(Items listed in a dataset)
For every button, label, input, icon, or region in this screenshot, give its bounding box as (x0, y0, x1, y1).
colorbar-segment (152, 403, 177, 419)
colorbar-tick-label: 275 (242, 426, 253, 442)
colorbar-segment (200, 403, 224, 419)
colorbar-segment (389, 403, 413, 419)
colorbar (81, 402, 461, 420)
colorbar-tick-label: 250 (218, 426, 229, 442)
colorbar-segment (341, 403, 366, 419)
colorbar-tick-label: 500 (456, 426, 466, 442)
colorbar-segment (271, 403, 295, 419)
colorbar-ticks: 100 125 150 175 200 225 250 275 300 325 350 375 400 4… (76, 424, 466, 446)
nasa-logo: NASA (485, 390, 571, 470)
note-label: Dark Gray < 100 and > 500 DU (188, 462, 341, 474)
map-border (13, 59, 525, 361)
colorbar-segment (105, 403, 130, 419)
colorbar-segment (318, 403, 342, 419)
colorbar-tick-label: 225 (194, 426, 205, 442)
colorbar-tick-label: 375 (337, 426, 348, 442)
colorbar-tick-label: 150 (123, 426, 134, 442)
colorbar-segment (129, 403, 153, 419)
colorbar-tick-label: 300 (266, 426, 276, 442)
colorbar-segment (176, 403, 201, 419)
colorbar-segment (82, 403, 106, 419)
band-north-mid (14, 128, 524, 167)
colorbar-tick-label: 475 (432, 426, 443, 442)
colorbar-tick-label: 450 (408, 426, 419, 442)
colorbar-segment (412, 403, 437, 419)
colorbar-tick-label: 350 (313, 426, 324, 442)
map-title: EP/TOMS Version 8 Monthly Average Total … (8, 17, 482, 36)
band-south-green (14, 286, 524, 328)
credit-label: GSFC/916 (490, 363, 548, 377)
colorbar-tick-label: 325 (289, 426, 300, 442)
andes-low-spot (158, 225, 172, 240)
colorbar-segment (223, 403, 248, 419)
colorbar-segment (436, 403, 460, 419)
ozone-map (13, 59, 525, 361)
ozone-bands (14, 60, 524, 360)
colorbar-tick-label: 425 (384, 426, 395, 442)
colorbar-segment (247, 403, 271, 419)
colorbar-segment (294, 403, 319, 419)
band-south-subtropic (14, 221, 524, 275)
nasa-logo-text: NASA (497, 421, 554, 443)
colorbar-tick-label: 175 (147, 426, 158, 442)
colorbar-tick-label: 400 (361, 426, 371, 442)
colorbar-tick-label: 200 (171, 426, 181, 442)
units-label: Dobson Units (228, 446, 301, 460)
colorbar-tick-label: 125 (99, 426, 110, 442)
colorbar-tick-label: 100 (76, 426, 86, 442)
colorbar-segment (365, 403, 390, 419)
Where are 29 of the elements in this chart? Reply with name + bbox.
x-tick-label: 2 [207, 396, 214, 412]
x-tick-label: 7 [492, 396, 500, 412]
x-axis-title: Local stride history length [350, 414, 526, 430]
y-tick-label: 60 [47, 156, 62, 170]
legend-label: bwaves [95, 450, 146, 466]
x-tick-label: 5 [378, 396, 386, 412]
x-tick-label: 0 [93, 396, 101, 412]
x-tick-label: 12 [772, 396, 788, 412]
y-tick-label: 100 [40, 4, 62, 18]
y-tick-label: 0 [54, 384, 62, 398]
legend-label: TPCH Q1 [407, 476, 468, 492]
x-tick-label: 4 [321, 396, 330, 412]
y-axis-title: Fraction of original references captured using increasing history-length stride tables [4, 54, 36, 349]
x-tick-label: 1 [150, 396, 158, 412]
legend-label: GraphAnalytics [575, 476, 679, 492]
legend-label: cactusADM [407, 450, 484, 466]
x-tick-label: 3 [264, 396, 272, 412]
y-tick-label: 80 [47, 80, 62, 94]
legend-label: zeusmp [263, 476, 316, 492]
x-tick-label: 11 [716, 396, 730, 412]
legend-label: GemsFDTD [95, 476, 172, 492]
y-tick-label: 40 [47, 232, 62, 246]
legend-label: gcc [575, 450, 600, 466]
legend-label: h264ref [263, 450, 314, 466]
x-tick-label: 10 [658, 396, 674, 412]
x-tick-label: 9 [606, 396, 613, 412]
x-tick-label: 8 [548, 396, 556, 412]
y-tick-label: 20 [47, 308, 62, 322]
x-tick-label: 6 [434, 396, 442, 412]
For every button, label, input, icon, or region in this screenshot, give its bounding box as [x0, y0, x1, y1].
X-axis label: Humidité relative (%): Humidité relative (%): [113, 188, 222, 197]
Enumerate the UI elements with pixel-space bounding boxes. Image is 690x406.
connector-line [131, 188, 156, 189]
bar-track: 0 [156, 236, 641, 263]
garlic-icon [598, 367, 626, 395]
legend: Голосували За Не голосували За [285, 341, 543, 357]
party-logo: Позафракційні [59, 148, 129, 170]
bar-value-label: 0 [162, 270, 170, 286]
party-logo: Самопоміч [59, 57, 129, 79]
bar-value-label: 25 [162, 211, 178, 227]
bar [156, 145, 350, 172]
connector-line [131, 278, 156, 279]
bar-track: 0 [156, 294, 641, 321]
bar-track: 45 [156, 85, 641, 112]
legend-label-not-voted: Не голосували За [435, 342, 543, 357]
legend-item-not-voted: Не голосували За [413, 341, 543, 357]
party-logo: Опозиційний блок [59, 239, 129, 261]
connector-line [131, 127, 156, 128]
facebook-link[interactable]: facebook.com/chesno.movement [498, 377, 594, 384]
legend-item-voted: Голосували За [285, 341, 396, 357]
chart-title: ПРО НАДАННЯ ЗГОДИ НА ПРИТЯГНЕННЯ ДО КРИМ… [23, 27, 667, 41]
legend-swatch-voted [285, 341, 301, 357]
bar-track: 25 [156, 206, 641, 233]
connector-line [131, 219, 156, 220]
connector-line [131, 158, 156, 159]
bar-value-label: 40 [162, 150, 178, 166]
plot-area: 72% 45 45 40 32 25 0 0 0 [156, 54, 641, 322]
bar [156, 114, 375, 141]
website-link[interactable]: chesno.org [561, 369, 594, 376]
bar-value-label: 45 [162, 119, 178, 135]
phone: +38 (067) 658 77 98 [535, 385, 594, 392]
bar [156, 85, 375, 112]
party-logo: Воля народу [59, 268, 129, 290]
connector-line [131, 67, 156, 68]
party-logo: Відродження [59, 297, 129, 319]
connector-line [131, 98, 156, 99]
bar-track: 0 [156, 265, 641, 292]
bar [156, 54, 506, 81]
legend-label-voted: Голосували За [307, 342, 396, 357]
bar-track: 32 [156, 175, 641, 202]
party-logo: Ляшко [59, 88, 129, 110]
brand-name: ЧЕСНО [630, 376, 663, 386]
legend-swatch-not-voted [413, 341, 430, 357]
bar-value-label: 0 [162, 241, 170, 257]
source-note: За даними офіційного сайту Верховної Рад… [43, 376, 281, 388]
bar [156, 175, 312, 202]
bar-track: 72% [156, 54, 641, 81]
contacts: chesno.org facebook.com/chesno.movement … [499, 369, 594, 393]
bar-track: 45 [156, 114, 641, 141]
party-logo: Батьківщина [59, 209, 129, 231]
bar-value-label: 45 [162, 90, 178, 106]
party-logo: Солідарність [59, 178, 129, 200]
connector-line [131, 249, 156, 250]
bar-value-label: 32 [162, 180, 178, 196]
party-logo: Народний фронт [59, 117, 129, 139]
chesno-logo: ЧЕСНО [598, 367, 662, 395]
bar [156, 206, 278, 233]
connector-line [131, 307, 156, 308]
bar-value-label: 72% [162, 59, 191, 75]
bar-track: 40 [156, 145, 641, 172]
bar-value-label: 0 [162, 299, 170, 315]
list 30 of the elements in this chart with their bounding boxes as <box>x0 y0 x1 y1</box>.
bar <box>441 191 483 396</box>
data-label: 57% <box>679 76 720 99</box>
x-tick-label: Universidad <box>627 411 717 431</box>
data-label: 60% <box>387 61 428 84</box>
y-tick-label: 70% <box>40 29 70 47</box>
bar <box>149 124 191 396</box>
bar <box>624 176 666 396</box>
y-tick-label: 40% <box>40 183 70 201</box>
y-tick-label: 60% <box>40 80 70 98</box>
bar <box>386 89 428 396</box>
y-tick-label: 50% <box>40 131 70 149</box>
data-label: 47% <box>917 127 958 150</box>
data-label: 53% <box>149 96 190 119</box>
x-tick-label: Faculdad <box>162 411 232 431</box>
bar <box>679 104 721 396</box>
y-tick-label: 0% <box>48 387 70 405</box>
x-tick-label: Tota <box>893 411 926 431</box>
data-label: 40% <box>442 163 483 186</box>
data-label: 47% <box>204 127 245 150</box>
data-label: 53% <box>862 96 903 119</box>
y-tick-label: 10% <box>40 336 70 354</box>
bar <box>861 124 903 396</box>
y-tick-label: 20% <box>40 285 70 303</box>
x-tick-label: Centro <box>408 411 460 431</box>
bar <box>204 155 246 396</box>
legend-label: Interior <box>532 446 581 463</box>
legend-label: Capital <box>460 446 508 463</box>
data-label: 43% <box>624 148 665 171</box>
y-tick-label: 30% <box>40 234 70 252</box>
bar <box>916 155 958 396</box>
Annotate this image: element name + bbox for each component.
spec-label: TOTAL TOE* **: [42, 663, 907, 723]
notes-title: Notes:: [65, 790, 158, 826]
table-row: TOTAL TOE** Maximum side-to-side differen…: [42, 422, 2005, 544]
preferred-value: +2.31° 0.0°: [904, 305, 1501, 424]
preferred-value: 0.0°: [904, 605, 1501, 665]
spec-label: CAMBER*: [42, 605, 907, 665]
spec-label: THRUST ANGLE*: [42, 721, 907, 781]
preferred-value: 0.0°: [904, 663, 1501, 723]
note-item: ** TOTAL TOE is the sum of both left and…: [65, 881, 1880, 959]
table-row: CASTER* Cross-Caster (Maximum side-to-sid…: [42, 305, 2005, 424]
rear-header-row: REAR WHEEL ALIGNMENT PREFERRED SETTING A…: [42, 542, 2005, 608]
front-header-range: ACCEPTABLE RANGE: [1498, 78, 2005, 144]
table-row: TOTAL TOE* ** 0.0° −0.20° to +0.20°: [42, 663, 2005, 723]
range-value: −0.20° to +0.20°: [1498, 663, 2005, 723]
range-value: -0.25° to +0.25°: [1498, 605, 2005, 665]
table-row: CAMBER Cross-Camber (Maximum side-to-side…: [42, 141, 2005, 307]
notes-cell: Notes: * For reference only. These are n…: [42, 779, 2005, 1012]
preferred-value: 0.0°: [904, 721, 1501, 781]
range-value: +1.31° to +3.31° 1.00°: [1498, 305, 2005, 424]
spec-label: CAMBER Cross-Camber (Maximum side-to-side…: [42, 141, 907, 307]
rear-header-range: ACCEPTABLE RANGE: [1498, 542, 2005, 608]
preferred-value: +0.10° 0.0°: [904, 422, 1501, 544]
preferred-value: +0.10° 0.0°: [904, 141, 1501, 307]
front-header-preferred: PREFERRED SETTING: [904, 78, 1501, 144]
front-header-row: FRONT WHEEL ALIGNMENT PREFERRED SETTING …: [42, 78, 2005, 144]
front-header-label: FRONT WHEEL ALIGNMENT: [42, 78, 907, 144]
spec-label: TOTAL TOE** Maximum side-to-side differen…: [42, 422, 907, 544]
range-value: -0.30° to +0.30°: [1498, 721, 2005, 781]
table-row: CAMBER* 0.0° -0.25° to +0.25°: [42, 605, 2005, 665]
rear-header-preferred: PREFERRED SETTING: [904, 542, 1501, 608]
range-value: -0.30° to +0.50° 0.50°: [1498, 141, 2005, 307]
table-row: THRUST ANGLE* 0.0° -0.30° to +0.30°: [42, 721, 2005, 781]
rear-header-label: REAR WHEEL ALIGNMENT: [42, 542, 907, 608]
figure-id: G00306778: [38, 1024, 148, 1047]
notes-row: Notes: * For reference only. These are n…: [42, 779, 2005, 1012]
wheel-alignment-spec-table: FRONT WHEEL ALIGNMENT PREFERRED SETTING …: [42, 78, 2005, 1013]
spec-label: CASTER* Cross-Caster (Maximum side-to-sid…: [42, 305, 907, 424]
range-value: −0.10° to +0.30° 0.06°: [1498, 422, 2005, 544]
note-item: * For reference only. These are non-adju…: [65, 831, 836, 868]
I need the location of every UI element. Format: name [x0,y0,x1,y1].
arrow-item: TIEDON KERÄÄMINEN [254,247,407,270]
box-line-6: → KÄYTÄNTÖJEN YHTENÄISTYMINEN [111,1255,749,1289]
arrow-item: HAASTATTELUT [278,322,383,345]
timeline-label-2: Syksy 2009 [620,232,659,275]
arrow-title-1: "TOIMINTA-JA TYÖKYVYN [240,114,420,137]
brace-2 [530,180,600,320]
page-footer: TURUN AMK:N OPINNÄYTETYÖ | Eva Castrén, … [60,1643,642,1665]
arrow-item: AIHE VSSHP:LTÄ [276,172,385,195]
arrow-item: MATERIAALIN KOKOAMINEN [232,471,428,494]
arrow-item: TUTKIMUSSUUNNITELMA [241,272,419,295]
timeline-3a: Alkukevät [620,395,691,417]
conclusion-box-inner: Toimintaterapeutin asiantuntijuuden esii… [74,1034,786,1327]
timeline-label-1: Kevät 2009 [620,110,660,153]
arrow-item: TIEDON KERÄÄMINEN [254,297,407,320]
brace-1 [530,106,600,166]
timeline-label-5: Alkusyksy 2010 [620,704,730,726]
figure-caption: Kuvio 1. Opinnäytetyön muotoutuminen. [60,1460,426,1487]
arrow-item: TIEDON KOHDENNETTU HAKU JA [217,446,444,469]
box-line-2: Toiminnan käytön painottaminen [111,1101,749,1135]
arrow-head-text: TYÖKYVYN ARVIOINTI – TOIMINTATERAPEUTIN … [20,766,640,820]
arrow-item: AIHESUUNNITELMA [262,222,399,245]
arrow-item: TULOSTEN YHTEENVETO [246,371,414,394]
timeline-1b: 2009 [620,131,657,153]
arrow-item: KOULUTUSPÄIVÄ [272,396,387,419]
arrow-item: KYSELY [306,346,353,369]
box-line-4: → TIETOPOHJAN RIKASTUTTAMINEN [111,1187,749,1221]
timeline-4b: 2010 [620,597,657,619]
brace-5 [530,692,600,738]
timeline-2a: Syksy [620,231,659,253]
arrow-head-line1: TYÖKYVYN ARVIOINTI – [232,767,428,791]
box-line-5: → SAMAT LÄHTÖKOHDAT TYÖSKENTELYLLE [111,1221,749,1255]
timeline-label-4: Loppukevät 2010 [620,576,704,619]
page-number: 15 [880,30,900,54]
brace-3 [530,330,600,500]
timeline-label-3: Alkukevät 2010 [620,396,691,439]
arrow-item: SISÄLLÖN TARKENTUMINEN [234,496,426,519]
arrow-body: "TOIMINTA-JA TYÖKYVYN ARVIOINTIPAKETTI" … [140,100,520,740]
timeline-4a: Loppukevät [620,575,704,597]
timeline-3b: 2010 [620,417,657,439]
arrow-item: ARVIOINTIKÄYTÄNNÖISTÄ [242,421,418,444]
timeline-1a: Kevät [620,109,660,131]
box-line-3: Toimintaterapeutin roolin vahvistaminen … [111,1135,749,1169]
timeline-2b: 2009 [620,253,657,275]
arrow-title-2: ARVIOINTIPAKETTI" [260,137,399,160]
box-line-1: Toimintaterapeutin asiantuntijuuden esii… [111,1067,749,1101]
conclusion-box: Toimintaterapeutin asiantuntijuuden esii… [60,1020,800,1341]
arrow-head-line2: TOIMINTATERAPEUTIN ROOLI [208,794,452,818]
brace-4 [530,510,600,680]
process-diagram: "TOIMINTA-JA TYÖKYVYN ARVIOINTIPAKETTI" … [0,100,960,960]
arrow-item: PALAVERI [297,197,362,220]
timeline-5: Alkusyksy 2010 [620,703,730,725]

*EXERCISE PROMPT:*
Quote the data word for word, from the first line through the line that contains "colorbar-tick-label: 375 (337, 426, 348, 442)".

*SOLUTION:*
For every button, label, input, icon, or region in this screenshot, give its bounding box as (x0, y0, x1, y1).
colorbar-segment (152, 403, 177, 419)
colorbar-tick-label: 275 (242, 426, 253, 442)
colorbar-segment (200, 403, 224, 419)
colorbar-segment (389, 403, 413, 419)
colorbar (81, 402, 461, 420)
colorbar-tick-label: 250 (218, 426, 229, 442)
colorbar-segment (341, 403, 366, 419)
colorbar-tick-label: 500 (456, 426, 466, 442)
colorbar-segment (271, 403, 295, 419)
colorbar-ticks: 100 125 150 175 200 225 250 275 300 325 350 375 400 4… (76, 424, 466, 446)
nasa-logo: NASA (485, 390, 571, 470)
note-label: Dark Gray < 100 and > 500 DU (188, 462, 341, 474)
map-border (13, 59, 525, 361)
colorbar-segment (105, 403, 130, 419)
colorbar-segment (318, 403, 342, 419)
colorbar-tick-label: 225 (194, 426, 205, 442)
colorbar-tick-label: 375 (337, 426, 348, 442)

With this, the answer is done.